AVAILABLE RECORDS:
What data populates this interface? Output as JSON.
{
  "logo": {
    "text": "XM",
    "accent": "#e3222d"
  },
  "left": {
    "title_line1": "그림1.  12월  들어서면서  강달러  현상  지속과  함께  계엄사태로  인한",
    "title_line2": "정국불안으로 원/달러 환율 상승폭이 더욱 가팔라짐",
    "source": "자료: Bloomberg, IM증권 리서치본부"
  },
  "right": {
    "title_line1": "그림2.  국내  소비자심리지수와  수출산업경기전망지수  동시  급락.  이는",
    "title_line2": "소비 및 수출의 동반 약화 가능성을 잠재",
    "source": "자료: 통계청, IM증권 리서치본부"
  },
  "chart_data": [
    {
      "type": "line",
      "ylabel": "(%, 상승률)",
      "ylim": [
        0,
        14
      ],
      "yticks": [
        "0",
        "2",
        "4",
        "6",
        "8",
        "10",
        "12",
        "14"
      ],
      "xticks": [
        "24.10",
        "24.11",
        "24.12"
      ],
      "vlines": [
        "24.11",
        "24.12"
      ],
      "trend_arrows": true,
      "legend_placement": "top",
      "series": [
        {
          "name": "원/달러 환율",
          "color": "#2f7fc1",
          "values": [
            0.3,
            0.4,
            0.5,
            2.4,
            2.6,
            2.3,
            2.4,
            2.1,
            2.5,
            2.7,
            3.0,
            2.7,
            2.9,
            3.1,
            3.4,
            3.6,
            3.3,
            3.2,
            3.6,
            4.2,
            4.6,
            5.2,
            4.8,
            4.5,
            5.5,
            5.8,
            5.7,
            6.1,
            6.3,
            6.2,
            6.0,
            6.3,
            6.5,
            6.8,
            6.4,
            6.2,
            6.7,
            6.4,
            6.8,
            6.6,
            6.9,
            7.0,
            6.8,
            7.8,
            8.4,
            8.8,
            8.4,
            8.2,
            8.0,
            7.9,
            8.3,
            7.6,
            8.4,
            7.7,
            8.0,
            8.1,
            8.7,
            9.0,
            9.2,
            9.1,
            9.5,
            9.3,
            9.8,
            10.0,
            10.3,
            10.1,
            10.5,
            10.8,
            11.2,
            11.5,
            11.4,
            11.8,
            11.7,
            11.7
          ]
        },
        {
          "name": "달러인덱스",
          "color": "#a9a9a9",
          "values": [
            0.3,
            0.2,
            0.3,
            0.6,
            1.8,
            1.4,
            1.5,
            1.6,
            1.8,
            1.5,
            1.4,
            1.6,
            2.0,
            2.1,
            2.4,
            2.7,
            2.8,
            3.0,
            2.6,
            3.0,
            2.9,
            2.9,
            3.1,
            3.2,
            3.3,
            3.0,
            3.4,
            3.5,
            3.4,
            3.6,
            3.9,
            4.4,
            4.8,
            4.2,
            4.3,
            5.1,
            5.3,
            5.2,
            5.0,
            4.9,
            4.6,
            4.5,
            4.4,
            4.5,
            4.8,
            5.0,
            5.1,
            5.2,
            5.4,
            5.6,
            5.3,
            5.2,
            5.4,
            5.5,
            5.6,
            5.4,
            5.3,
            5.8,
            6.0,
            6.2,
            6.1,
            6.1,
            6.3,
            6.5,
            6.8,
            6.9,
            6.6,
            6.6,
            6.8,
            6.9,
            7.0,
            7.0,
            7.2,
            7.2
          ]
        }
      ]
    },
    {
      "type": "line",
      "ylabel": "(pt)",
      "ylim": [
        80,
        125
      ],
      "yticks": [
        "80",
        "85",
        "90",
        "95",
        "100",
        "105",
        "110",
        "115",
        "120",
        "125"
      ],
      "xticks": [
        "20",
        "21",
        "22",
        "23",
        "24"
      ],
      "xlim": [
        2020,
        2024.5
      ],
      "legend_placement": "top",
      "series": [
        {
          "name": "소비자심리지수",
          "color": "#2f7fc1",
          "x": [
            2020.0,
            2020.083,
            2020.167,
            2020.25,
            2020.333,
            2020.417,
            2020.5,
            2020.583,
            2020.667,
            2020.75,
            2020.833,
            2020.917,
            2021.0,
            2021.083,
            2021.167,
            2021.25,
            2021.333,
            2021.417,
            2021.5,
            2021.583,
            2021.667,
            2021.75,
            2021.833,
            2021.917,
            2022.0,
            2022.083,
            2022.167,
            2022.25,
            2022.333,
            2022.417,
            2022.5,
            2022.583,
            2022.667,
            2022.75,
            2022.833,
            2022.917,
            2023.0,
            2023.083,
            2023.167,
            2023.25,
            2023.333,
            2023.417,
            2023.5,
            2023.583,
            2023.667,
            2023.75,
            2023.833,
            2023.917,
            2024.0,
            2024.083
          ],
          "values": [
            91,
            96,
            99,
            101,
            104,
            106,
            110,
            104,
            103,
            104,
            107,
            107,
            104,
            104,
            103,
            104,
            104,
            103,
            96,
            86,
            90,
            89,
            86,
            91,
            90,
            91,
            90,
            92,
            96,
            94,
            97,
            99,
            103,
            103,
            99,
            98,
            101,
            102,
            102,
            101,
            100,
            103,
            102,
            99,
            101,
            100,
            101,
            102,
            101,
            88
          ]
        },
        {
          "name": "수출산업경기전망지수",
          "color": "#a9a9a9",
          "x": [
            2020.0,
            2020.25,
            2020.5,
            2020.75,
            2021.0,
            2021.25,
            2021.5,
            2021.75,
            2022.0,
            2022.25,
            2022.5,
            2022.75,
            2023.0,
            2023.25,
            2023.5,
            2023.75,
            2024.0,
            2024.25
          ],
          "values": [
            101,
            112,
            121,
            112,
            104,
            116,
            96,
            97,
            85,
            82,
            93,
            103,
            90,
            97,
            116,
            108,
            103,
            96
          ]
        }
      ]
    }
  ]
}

GIVEN INSTRUCTION:
Which lines in the records above contain the string "IM증권"? Copy each one.

ANSWER IN FULL:
    "source": "자료: Bloomberg, IM증권 리서치본부"
    "source": "자료: 통계청, IM증권 리서치본부"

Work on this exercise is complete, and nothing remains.